WHAT YOU HAVE TO DO -
Spot each line that carries the word "桃花西路"; copy those lines.

(Collected data entries)
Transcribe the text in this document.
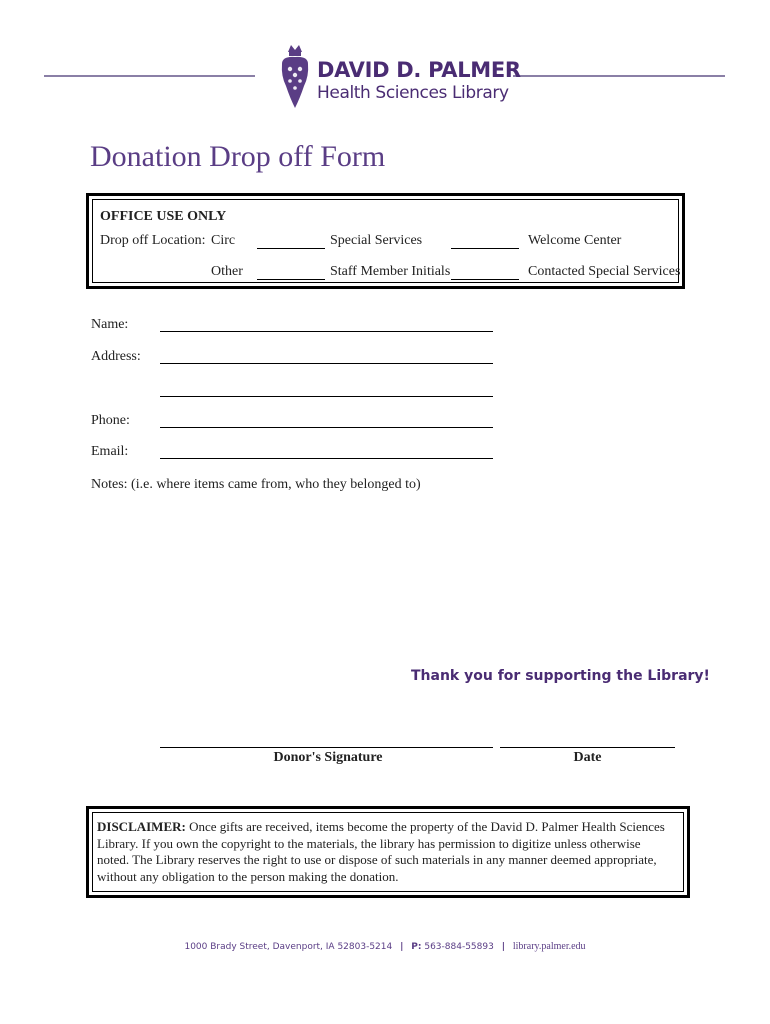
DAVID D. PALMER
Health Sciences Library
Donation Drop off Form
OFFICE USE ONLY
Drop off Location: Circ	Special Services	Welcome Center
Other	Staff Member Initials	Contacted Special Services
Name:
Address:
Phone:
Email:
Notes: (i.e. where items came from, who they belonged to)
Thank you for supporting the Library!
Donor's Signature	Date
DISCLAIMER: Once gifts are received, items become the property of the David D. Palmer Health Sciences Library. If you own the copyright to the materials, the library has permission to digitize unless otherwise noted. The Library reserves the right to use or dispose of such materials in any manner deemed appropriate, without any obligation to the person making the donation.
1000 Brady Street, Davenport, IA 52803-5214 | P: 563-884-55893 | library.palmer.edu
* * *
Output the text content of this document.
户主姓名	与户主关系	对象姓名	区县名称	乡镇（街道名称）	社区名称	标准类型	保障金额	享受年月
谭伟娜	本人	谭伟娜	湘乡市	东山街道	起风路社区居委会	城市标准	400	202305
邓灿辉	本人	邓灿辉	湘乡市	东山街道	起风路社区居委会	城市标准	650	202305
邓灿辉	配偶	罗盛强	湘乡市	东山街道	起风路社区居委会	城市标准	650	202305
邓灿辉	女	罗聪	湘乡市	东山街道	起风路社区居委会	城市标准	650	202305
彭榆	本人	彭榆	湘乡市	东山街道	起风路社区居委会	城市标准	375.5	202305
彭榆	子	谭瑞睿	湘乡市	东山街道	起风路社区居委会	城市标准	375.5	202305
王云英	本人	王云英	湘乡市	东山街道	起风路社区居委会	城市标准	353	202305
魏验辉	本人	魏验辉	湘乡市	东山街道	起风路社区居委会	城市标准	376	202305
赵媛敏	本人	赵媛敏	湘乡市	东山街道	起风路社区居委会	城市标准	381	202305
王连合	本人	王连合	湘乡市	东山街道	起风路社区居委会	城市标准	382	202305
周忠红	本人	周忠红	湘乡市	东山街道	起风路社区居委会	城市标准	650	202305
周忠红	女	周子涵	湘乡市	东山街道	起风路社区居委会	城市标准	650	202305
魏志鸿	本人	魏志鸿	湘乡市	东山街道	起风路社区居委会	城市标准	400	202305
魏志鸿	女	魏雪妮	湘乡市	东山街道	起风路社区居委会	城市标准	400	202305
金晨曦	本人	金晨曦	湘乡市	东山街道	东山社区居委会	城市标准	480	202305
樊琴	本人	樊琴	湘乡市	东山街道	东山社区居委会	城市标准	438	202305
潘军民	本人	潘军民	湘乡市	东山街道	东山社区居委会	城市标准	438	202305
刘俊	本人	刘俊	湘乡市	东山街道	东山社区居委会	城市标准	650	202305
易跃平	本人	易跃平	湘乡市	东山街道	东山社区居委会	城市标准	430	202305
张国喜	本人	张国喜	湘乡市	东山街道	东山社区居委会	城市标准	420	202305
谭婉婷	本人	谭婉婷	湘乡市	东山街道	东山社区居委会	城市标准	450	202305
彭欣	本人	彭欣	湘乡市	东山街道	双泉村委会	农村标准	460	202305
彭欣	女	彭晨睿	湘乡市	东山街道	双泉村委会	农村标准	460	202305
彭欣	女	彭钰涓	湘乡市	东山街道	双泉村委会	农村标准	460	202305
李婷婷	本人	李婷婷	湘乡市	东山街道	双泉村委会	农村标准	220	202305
--
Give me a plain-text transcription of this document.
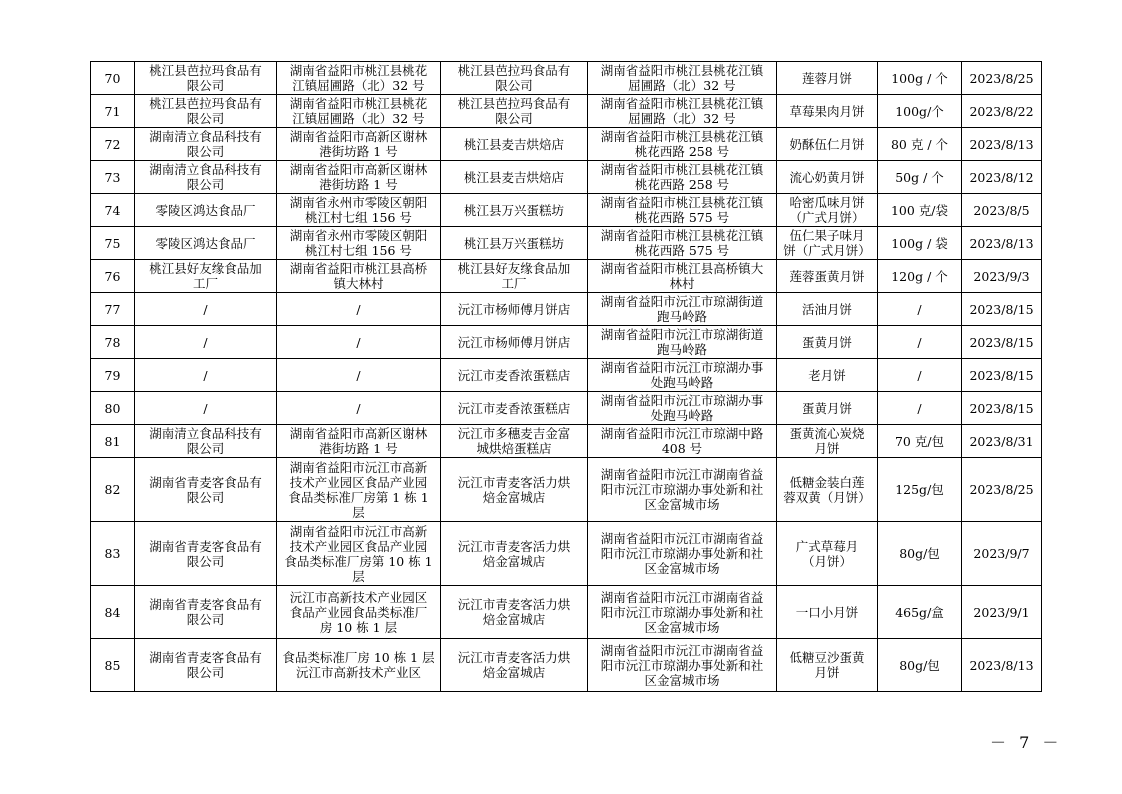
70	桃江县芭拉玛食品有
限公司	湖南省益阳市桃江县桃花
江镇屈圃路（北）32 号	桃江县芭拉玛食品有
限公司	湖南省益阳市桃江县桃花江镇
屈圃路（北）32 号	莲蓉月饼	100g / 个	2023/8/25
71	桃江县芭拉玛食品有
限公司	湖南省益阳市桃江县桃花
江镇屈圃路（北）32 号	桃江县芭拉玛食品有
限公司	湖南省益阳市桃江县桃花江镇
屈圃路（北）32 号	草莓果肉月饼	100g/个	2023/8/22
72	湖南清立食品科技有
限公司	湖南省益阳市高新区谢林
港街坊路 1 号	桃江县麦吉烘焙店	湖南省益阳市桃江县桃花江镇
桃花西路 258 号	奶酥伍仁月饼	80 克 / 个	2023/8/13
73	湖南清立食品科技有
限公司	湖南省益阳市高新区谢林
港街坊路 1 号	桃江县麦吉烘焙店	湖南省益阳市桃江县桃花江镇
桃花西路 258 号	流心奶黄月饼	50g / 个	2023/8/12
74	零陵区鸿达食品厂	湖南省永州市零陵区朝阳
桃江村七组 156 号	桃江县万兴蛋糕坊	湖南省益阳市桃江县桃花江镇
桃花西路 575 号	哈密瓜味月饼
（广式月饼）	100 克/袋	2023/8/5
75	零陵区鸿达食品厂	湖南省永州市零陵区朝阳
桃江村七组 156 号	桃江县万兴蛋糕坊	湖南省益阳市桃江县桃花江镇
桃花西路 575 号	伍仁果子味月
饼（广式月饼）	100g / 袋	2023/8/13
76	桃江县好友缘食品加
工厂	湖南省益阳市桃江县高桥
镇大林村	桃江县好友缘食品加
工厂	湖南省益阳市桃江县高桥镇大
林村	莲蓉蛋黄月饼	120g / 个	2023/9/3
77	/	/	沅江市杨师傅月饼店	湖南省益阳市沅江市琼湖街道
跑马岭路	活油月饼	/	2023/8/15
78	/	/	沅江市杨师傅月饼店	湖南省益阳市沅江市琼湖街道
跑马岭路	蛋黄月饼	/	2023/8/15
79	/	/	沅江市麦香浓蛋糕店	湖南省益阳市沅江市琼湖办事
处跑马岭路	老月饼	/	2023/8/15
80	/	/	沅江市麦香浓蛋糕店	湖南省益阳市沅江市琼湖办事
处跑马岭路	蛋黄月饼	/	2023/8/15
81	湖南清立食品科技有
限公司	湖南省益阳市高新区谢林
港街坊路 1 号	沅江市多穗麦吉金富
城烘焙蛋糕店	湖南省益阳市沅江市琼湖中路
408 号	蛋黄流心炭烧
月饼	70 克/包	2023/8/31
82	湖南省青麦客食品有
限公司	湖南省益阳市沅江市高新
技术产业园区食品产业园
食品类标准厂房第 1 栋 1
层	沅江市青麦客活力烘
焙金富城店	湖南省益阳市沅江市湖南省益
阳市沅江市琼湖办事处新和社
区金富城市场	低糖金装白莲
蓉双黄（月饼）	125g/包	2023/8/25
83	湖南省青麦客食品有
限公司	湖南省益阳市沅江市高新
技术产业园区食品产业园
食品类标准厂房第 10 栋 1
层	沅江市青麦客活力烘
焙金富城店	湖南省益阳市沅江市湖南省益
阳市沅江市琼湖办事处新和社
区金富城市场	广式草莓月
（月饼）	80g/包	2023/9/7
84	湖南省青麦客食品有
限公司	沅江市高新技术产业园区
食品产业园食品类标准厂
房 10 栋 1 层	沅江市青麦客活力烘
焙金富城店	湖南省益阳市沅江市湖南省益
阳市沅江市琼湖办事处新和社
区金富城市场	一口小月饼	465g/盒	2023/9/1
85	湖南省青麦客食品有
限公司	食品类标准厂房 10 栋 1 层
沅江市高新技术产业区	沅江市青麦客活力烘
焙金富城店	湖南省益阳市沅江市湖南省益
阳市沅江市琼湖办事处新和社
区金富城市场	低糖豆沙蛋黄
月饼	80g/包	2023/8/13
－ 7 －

TASK ANSWER -
桃花西路 258 号	奶酥伍仁月饼	80 克 / 个	2023/8/13
桃花西路 258 号	流心奶黄月饼	50g / 个	2023/8/12
桃花西路 575 号	哈密瓜味月饼
桃花西路 575 号	伍仁果子味月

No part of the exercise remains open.